→ **EXERCISE DESCRIPTION**: Exactly reproduce the entries, dropping any pictures from your copy.

[Entries from a dataset]

○ ○ ○ ○

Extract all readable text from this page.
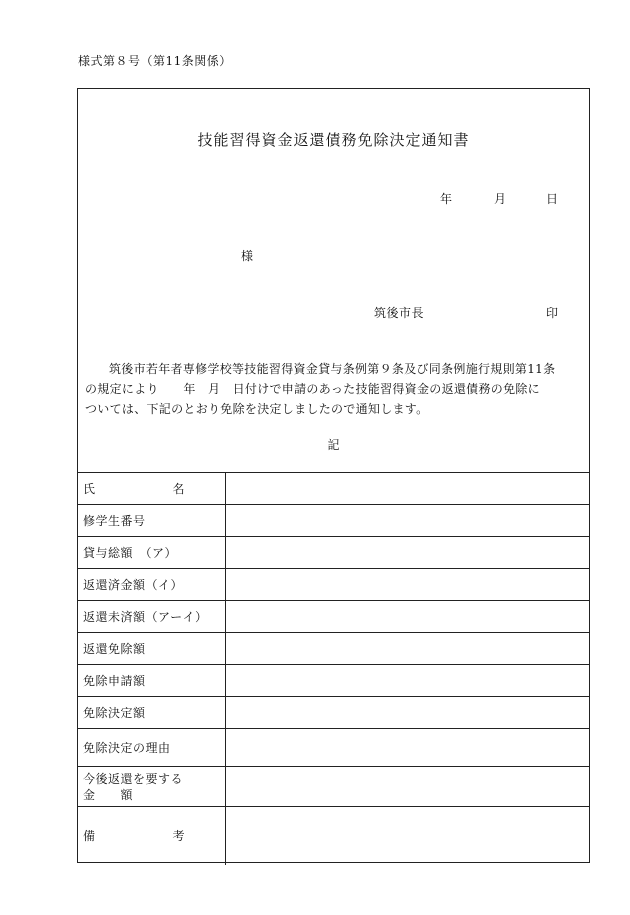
様式第８号（第11条関係）
技能習得資金返還債務免除決定通知書
年	月	日
様
筑後市長	印
筑後市若年者専修学校等技能習得資金貸与条例第９条及び同条例施行規則第11条
の規定により　　年　月　日付けで申請のあった技能習得資金の返還債務の免除に
ついては、下記のとおり免除を決定しましたので通知します。
記
氏 名	

修学生番号	
貸与総額　（ア）	
返還済金額（イ）	
返還未済額（アーイ）	
返還免除額	
免除申請額	
免除決定額	
免除決定の理由	

今後返還を要する
金　　額	

備 考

○ ○ ○ ○

→ **RESULT**:
Extract all readable text from this page.
様式第８号（第11条関係）
技能習得資金返還債務免除決定通知書
年	月	日
様
筑後市長	印
筑後市若年者専修学校等技能習得資金貸与条例第９条及び同条例施行規則第11条
の規定により　　年　月　日付けで申請のあった技能習得資金の返還債務の免除に
ついては、下記のとおり免除を決定しましたので通知します。
記
氏 名	

修学生番号	
貸与総額　（ア）	
返還済金額（イ）	
返還未済額（アーイ）	
返還免除額	
免除申請額	
免除決定額	
免除決定の理由	

今後返還を要する
金　　額	

備 考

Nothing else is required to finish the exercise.